» **Written instruction**: State how many lines of the records contain the string "Организации". Give the number alone.

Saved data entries
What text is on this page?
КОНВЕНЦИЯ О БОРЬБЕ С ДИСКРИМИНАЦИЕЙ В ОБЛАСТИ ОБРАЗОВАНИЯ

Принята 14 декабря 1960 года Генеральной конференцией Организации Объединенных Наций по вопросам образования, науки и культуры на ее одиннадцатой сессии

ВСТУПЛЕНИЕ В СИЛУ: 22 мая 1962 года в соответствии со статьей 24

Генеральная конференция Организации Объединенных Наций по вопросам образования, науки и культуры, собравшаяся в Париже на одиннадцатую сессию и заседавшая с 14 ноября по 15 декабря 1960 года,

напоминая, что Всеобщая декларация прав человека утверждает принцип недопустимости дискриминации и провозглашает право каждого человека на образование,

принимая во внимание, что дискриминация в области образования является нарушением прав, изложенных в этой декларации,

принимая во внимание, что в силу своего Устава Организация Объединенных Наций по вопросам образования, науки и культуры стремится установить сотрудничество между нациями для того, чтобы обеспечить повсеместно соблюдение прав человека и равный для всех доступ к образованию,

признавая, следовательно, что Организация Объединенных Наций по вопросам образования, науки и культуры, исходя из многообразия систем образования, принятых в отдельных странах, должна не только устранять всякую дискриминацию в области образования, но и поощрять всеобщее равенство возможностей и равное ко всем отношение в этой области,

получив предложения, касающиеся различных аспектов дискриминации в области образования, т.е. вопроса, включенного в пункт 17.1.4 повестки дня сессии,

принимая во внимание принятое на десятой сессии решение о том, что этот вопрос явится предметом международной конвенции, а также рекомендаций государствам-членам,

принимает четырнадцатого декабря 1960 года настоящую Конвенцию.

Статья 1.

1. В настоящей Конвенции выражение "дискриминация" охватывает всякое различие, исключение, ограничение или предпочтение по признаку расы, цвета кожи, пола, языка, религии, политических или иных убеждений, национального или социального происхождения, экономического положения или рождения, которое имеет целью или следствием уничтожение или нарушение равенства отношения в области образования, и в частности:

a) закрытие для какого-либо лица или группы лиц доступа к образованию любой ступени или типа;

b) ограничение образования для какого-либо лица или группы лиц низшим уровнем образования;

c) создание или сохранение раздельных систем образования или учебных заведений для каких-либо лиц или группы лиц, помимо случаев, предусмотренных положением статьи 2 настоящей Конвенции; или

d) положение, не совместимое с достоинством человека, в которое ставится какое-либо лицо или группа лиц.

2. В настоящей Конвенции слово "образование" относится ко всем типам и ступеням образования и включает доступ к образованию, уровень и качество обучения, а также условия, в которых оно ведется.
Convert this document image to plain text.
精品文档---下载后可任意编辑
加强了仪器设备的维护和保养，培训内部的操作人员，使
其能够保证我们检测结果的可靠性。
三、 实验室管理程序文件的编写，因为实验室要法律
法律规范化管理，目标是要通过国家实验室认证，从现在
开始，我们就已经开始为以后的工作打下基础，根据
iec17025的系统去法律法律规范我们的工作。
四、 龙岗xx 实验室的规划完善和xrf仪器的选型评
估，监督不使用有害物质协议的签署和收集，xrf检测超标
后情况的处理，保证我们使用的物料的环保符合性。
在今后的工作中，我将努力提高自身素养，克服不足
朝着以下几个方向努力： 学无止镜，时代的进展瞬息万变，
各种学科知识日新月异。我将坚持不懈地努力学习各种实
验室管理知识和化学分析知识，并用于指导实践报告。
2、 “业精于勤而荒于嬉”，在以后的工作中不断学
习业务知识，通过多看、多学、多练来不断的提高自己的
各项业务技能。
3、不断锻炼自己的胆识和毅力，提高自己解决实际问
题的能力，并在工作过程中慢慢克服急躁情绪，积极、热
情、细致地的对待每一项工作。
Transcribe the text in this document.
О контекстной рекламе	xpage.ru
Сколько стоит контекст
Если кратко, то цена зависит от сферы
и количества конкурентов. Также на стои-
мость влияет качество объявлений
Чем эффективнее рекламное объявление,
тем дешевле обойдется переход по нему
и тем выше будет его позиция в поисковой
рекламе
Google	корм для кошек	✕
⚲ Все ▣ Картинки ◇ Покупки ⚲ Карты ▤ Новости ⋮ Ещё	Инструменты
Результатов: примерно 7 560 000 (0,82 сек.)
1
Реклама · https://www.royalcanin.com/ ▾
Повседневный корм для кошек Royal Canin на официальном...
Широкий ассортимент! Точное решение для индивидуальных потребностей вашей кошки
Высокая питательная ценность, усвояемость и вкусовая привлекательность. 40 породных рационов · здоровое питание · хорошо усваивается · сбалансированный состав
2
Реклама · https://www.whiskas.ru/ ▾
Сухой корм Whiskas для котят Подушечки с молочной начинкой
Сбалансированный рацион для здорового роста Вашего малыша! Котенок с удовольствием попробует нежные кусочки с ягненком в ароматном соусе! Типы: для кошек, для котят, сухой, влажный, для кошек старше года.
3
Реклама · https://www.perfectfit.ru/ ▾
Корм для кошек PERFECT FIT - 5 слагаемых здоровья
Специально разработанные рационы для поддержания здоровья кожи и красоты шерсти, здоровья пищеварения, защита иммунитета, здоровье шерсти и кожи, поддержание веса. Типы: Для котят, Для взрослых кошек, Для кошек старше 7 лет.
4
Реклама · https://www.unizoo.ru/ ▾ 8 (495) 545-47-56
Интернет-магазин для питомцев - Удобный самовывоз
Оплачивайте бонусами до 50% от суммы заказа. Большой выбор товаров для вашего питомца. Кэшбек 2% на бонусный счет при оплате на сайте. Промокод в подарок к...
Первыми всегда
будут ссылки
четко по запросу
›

» **Completed task**: 2